• **Problem to solve**:
Read the data and repeat all of it exactly.

• **Material for this exercise**:
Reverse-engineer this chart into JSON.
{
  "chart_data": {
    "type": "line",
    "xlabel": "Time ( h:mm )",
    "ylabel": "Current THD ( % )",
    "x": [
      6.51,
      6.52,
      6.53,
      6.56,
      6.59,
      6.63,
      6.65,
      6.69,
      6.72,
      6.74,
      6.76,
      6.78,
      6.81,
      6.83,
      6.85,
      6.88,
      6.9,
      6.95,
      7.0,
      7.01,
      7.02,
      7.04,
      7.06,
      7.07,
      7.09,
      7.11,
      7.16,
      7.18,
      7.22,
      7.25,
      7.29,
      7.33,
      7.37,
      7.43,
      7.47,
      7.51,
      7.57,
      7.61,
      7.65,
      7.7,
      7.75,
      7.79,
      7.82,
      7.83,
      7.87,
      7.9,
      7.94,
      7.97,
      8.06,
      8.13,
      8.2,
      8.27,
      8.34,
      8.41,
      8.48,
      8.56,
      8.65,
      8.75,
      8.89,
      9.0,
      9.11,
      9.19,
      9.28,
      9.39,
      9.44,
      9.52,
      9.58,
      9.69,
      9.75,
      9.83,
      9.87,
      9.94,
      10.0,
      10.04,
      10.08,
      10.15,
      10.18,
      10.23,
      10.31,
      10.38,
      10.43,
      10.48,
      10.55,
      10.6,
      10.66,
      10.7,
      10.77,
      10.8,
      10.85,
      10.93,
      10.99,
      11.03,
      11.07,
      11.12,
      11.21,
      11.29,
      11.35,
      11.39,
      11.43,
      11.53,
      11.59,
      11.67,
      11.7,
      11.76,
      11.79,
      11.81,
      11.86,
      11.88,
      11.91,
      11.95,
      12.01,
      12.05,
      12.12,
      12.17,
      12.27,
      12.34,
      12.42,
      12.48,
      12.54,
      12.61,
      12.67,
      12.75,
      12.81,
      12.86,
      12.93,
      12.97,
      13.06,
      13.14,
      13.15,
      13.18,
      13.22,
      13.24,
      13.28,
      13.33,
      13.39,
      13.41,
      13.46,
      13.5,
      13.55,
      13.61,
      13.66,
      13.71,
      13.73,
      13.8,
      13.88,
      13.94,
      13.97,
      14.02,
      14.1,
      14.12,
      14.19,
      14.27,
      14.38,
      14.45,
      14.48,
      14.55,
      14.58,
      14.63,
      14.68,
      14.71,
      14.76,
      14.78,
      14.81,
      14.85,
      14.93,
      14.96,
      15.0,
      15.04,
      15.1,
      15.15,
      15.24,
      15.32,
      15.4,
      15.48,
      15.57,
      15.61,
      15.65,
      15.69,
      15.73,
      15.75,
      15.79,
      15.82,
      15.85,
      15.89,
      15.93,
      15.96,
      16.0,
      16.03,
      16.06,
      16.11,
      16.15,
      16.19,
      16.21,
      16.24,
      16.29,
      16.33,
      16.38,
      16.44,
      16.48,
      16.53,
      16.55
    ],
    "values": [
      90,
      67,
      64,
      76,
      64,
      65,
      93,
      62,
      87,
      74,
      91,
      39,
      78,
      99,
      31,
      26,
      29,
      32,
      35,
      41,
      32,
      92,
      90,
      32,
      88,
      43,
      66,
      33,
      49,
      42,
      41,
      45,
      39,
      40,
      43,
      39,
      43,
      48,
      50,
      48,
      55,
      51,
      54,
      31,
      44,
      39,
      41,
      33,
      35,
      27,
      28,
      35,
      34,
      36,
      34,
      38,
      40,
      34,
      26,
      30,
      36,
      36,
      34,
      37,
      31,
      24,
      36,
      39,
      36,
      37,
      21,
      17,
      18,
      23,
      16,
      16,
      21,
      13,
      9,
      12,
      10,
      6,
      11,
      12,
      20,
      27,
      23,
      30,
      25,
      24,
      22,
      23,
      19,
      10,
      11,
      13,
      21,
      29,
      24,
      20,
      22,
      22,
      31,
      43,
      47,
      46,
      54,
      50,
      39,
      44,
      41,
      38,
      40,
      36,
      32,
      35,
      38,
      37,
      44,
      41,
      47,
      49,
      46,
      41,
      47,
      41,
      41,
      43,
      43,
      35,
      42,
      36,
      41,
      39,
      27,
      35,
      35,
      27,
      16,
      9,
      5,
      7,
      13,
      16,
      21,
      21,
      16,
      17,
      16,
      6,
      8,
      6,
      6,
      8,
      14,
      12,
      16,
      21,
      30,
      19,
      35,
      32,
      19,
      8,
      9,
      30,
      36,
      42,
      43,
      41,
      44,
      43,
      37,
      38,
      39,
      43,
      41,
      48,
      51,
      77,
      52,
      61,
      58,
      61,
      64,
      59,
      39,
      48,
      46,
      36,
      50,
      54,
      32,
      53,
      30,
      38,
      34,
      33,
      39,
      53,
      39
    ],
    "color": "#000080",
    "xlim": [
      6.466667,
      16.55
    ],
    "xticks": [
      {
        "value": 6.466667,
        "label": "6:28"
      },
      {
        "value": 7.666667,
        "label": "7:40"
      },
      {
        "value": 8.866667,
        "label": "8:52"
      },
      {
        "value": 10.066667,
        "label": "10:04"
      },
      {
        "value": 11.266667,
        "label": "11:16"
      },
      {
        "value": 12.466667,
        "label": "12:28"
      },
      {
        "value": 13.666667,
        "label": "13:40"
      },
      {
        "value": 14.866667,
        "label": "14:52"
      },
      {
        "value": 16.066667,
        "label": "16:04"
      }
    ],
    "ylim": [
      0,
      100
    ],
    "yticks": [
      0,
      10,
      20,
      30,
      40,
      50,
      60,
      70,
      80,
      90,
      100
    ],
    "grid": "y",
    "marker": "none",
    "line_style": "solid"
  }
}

• **The response**:
Reverse-engineer this chart into JSON.
{
  "chart_data": {
    "type": "line",
    "xlabel": "Time ( h:mm )",
    "ylabel": "Current THD ( % )",
    "x": [
      6.51,
      6.52,
      6.53,
      6.56,
      6.59,
      6.63,
      6.65,
      6.69,
      6.72,
      6.74,
      6.76,
      6.78,
      6.81,
      6.83,
      6.85,
      6.88,
      6.9,
      6.95,
      7.0,
      7.01,
      7.02,
      7.04,
      7.06,
      7.07,
      7.09,
      7.11,
      7.16,
      7.18,
      7.22,
      7.25,
      7.29,
      7.33,
      7.37,
      7.43,
      7.47,
      7.51,
      7.57,
      7.61,
      7.65,
      7.7,
      7.75,
      7.79,
      7.82,
      7.83,
      7.87,
      7.9,
      7.94,
      7.97,
      8.06,
      8.13,
      8.2,
      8.27,
      8.34,
      8.41,
      8.48,
      8.56,
      8.65,
      8.75,
      8.89,
      9.0,
      9.11,
      9.19,
      9.28,
      9.39,
      9.44,
      9.52,
      9.58,
      9.69,
      9.75,
      9.83,
      9.87,
      9.94,
      10.0,
      10.04,
      10.08,
      10.15,
      10.18,
      10.23,
      10.31,
      10.38,
      10.43,
      10.48,
      10.55,
      10.6,
      10.66,
      10.7,
      10.77,
      10.8,
      10.85,
      10.93,
      10.99,
      11.03,
      11.07,
      11.12,
      11.21,
      11.29,
      11.35,
      11.39,
      11.43,
      11.53,
      11.59,
      11.67,
      11.7,
      11.76,
      11.79,
      11.81,
      11.86,
      11.88,
      11.91,
      11.95,
      12.01,
      12.05,
      12.12,
      12.17,
      12.27,
      12.34,
      12.42,
      12.48,
      12.54,
      12.61,
      12.67,
      12.75,
      12.81,
      12.86,
      12.93,
      12.97,
      13.06,
      13.14,
      13.15,
      13.18,
      13.22,
      13.24,
      13.28,
      13.33,
      13.39,
      13.41,
      13.46,
      13.5,
      13.55,
      13.61,
      13.66,
      13.71,
      13.73,
      13.8,
      13.88,
      13.94,
      13.97,
      14.02,
      14.1,
      14.12,
      14.19,
      14.27,
      14.38,
      14.45,
      14.48,
      14.55,
      14.58,
      14.63,
      14.68,
      14.71,
      14.76,
      14.78,
      14.81,
      14.85,
      14.93,
      14.96,
      15.0,
      15.04,
      15.1,
      15.15,
      15.24,
      15.32,
      15.4,
      15.48,
      15.57,
      15.61,
      15.65,
      15.69,
      15.73,
      15.75,
      15.79,
      15.82,
      15.85,
      15.89,
      15.93,
      15.96,
      16.0,
      16.03,
      16.06,
      16.11,
      16.15,
      16.19,
      16.21,
      16.24,
      16.29,
      16.33,
      16.38,
      16.44,
      16.48,
      16.53,
      16.55
    ],
    "values": [
      90,
      67,
      64,
      76,
      64,
      65,
      93,
      62,
      87,
      74,
      91,
      39,
      78,
      99,
      31,
      26,
      29,
      32,
      35,
      41,
      32,
      92,
      90,
      32,
      88,
      43,
      66,
      33,
      49,
      42,
      41,
      45,
      39,
      40,
      43,
      39,
      43,
      48,
      50,
      48,
      55,
      51,
      54,
      31,
      44,
      39,
      41,
      33,
      35,
      27,
      28,
      35,
      34,
      36,
      34,
      38,
      40,
      34,
      26,
      30,
      36,
      36,
      34,
      37,
      31,
      24,
      36,
      39,
      36,
      37,
      21,
      17,
      18,
      23,
      16,
      16,
      21,
      13,
      9,
      12,
      10,
      6,
      11,
      12,
      20,
      27,
      23,
      30,
      25,
      24,
      22,
      23,
      19,
      10,
      11,
      13,
      21,
      29,
      24,
      20,
      22,
      22,
      31,
      43,
      47,
      46,
      54,
      50,
      39,
      44,
      41,
      38,
      40,
      36,
      32,
      35,
      38,
      37,
      44,
      41,
      47,
      49,
      46,
      41,
      47,
      41,
      41,
      43,
      43,
      35,
      42,
      36,
      41,
      39,
      27,
      35,
      35,
      27,
      16,
      9,
      5,
      7,
      13,
      16,
      21,
      21,
      16,
      17,
      16,
      6,
      8,
      6,
      6,
      8,
      14,
      12,
      16,
      21,
      30,
      19,
      35,
      32,
      19,
      8,
      9,
      30,
      36,
      42,
      43,
      41,
      44,
      43,
      37,
      38,
      39,
      43,
      41,
      48,
      51,
      77,
      52,
      61,
      58,
      61,
      64,
      59,
      39,
      48,
      46,
      36,
      50,
      54,
      32,
      53,
      30,
      38,
      34,
      33,
      39,
      53,
      39
    ],
    "color": "#000080",
    "xlim": [
      6.466667,
      16.55
    ],
    "xticks": [
      {
        "value": 6.466667,
        "label": "6:28"
      },
      {
        "value": 7.666667,
        "label": "7:40"
      },
      {
        "value": 8.866667,
        "label": "8:52"
      },
      {
        "value": 10.066667,
        "label": "10:04"
      },
      {
        "value": 11.266667,
        "label": "11:16"
      },
      {
        "value": 12.466667,
        "label": "12:28"
      },
      {
        "value": 13.666667,
        "label": "13:40"
      },
      {
        "value": 14.866667,
        "label": "14:52"
      },
      {
        "value": 16.066667,
        "label": "16:04"
      }
    ],
    "ylim": [
      0,
      100
    ],
    "yticks": [
      0,
      10,
      20,
      30,
      40,
      50,
      60,
      70,
      80,
      90,
      100
    ],
    "grid": "y",
    "marker": "none",
    "line_style": "solid"
  }
}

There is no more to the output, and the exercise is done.